Copy out each of the following items word for word, keeping every line unchanged.
________
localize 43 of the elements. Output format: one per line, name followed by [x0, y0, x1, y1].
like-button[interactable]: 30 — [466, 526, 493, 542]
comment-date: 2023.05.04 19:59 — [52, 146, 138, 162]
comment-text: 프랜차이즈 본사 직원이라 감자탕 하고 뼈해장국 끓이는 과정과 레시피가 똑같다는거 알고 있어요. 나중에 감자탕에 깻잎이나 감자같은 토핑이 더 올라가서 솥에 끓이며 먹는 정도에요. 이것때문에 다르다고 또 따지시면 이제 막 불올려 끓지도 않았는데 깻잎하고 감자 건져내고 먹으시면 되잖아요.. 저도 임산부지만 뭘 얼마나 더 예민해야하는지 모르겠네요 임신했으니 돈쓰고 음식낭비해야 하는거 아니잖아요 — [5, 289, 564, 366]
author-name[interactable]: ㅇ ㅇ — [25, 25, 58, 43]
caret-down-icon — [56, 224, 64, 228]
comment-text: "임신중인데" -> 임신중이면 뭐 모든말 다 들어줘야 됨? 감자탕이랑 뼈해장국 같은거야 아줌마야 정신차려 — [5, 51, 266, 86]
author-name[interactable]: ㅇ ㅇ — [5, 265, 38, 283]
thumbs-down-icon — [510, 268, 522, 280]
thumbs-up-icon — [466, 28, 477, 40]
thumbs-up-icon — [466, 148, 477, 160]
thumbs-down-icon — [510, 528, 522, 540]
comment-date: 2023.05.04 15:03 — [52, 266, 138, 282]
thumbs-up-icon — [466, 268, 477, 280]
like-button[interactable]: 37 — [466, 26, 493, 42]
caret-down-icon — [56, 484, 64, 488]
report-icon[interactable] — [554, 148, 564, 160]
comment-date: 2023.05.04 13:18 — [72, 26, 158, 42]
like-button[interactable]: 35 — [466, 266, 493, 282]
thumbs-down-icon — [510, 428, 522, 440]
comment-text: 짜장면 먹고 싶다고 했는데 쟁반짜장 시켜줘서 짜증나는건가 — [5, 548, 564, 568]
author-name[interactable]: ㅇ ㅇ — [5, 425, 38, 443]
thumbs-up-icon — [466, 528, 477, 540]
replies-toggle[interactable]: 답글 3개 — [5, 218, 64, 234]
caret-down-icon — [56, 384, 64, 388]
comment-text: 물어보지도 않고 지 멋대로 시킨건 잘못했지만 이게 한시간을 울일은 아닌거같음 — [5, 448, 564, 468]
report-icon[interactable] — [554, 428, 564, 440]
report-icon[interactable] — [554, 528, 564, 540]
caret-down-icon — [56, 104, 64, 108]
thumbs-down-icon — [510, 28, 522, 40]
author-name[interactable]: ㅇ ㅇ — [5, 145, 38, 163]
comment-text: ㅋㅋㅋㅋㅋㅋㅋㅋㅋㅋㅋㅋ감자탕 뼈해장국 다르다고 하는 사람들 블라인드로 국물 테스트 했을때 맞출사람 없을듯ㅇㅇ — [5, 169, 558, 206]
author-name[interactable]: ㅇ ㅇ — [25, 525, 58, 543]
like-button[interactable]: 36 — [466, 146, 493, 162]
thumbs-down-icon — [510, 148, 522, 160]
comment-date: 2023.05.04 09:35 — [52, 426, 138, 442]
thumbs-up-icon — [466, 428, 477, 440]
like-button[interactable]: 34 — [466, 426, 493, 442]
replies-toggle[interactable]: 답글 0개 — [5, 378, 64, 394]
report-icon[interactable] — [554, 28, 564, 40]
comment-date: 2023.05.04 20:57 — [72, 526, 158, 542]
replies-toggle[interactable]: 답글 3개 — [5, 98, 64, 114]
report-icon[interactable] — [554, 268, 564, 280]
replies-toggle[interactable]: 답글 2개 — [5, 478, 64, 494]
________
**REPLY TO THE TASK:**
localize 43 of the elements. Output format: one per line, name followed by [x0, y0, x1, y1].
like-button[interactable]: 30 — [466, 526, 493, 542]
comment-date: 2023.05.04 19:59 — [52, 146, 138, 162]
comment-text: 프랜차이즈 본사 직원이라 감자탕 하고 뼈해장국 끓이는 과정과 레시피가 똑같다는거 알고 있어요. 나중에 감자탕에 깻잎이나 감자같은 토핑이 더 올라가서 솥에 끓이며 먹는 정도에요. 이것때문에 다르다고 또 따지시면 이제 막 불올려 끓지도 않았는데 깻잎하고 감자 건져내고 먹으시면 되잖아요.. 저도 임산부지만 뭘 얼마나 더 예민해야하는지 모르겠네요 임신했으니 돈쓰고 음식낭비해야 하는거 아니잖아요 — [5, 289, 564, 366]
author-name[interactable]: ㅇ ㅇ — [25, 25, 58, 43]
caret-down-icon — [56, 224, 64, 228]
comment-text: "임신중인데" -> 임신중이면 뭐 모든말 다 들어줘야 됨? 감자탕이랑 뼈해장국 같은거야 아줌마야 정신차려 — [5, 51, 266, 86]
author-name[interactable]: ㅇ ㅇ — [5, 265, 38, 283]
thumbs-down-icon — [510, 268, 522, 280]
thumbs-up-icon — [466, 28, 477, 40]
thumbs-up-icon — [466, 148, 477, 160]
thumbs-down-icon — [510, 528, 522, 540]
comment-date: 2023.05.04 15:03 — [52, 266, 138, 282]
thumbs-up-icon — [466, 268, 477, 280]
like-button[interactable]: 37 — [466, 26, 493, 42]
caret-down-icon — [56, 484, 64, 488]
report-icon[interactable] — [554, 148, 564, 160]
comment-date: 2023.05.04 13:18 — [72, 26, 158, 42]
like-button[interactable]: 35 — [466, 266, 493, 282]
thumbs-down-icon — [510, 428, 522, 440]
comment-text: 짜장면 먹고 싶다고 했는데 쟁반짜장 시켜줘서 짜증나는건가 — [5, 548, 564, 568]
author-name[interactable]: ㅇ ㅇ — [5, 425, 38, 443]
thumbs-up-icon — [466, 528, 477, 540]
replies-toggle[interactable]: 답글 3개 — [5, 218, 64, 234]
caret-down-icon — [56, 384, 64, 388]
comment-text: 물어보지도 않고 지 멋대로 시킨건 잘못했지만 이게 한시간을 울일은 아닌거같음 — [5, 448, 564, 468]
report-icon[interactable] — [554, 428, 564, 440]
report-icon[interactable] — [554, 528, 564, 540]
caret-down-icon — [56, 104, 64, 108]
thumbs-down-icon — [510, 28, 522, 40]
author-name[interactable]: ㅇ ㅇ — [5, 145, 38, 163]
comment-text: ㅋㅋㅋㅋㅋㅋㅋㅋㅋㅋㅋㅋ감자탕 뼈해장국 다르다고 하는 사람들 블라인드로 국물 테스트 했을때 맞출사람 없을듯ㅇㅇ — [5, 169, 558, 206]
author-name[interactable]: ㅇ ㅇ — [25, 525, 58, 543]
like-button[interactable]: 36 — [466, 146, 493, 162]
thumbs-down-icon — [510, 148, 522, 160]
comment-date: 2023.05.04 09:35 — [52, 426, 138, 442]
thumbs-up-icon — [466, 428, 477, 440]
like-button[interactable]: 34 — [466, 426, 493, 442]
replies-toggle[interactable]: 답글 0개 — [5, 378, 64, 394]
report-icon[interactable] — [554, 28, 564, 40]
comment-date: 2023.05.04 20:57 — [72, 526, 158, 542]
replies-toggle[interactable]: 답글 3개 — [5, 98, 64, 114]
report-icon[interactable] — [554, 268, 564, 280]
replies-toggle[interactable]: 답글 2개 — [5, 478, 64, 494]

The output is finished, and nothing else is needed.